Goal of the exercise:
Find the string "practices" in the data, then copy every line where it is found.

Records for processing:
- - - - -
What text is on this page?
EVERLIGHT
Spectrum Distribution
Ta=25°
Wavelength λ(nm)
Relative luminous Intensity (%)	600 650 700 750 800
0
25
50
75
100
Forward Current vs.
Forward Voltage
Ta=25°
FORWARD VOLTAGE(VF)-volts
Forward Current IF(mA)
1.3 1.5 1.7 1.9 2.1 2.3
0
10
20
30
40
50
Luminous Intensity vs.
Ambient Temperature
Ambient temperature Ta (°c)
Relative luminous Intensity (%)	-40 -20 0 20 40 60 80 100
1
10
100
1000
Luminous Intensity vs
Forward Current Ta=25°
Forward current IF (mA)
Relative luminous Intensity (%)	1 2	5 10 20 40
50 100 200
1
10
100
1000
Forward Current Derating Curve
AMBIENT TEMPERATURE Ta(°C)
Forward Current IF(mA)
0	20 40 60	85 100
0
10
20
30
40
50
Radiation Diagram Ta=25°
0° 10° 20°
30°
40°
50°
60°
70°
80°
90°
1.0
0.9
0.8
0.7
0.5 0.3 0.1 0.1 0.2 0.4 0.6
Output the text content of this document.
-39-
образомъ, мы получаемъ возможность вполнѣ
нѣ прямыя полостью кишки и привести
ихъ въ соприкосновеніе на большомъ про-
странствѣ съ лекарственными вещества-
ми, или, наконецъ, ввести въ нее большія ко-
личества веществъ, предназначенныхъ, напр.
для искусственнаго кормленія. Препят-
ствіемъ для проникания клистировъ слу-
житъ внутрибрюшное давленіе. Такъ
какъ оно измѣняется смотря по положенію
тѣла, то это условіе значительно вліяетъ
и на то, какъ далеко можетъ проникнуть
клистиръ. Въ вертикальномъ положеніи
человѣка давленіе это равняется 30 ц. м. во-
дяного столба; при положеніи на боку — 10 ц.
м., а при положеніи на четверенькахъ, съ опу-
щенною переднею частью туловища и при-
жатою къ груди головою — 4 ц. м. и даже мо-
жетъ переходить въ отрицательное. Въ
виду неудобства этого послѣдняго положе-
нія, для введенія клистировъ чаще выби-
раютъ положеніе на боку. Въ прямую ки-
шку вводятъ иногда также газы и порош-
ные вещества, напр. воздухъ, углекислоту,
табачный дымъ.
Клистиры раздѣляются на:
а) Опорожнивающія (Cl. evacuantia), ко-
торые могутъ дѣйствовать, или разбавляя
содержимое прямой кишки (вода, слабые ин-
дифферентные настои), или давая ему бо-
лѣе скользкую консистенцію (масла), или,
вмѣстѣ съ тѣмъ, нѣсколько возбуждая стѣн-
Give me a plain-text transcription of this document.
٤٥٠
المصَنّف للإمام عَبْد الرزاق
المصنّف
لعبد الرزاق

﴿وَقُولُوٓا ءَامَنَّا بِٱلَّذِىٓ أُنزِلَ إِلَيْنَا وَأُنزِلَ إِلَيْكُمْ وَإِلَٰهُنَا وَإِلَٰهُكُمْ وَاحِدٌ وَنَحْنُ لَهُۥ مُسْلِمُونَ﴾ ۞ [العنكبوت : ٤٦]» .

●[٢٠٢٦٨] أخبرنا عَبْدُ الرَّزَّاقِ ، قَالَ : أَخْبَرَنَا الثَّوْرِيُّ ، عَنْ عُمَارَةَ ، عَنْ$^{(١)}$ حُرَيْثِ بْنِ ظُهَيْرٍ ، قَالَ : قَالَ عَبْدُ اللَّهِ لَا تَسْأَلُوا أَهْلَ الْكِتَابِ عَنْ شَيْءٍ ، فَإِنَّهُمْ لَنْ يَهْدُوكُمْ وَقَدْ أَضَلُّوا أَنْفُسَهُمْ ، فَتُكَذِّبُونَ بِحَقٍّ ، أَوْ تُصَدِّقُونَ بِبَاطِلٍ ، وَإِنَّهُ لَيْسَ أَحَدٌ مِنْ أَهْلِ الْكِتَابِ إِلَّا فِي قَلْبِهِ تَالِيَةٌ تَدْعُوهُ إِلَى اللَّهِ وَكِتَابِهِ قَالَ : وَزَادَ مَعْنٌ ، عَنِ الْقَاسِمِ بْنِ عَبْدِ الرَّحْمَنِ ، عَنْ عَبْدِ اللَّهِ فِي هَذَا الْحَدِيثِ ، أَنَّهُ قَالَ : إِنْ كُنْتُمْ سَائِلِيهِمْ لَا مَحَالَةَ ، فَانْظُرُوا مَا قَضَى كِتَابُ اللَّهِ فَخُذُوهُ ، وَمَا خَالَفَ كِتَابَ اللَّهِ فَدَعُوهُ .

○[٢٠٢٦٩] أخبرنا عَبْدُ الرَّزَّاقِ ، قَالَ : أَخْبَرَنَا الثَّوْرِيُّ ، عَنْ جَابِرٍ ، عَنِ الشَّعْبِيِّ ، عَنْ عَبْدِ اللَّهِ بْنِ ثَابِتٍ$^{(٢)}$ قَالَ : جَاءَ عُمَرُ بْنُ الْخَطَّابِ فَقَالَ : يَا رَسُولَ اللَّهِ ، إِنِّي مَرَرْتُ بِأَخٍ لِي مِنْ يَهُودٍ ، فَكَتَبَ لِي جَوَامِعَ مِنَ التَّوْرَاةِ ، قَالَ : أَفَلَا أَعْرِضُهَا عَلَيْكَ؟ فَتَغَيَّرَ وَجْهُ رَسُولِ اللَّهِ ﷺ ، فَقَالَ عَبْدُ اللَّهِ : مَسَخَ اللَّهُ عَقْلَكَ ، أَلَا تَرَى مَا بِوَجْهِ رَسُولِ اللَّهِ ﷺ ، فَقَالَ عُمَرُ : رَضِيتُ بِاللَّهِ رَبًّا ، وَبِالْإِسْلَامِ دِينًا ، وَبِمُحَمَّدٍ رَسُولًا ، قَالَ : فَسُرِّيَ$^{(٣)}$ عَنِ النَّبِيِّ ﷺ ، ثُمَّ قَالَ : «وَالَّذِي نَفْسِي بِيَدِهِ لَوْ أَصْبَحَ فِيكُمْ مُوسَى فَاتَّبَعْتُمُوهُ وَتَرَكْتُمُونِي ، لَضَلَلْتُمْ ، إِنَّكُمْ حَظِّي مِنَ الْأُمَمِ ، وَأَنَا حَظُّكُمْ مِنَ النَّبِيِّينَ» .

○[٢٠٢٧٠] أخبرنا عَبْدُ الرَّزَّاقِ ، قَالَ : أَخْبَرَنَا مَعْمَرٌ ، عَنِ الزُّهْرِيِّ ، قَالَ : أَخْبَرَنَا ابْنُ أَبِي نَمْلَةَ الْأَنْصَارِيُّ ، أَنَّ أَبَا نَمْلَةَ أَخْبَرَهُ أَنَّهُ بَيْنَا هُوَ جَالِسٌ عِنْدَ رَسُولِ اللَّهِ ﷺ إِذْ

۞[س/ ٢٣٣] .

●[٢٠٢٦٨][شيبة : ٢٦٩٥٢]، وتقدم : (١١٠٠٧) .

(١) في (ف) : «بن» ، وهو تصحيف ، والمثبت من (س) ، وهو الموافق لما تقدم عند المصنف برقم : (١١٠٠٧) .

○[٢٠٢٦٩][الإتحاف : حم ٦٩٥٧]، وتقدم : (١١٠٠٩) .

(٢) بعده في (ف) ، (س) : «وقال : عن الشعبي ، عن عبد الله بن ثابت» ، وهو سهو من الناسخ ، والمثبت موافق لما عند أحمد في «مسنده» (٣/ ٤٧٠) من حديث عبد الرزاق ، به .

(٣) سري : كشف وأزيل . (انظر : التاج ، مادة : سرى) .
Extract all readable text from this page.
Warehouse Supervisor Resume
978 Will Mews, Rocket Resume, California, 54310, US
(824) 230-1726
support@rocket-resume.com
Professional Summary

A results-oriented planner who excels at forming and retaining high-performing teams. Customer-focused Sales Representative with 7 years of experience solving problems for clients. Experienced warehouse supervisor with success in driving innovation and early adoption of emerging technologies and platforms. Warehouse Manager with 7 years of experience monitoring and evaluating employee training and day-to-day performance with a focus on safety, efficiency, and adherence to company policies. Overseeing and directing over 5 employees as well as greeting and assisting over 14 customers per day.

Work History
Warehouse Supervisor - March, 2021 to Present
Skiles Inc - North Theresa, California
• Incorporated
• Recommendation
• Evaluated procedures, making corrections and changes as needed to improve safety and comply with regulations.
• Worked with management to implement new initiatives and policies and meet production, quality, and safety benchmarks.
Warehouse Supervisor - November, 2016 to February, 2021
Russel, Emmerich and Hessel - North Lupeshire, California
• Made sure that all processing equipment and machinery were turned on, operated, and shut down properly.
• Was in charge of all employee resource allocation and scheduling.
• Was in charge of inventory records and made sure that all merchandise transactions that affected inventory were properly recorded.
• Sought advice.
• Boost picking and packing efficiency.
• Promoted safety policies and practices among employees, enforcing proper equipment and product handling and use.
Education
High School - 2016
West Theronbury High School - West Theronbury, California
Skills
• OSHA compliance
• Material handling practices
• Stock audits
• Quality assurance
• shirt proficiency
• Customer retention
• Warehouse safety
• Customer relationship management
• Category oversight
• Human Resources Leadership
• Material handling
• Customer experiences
- - - - -
Response to the task:
• Promoted safety policies and practices among employees, enforcing proper equipment and product handling and use.
• Material handling practices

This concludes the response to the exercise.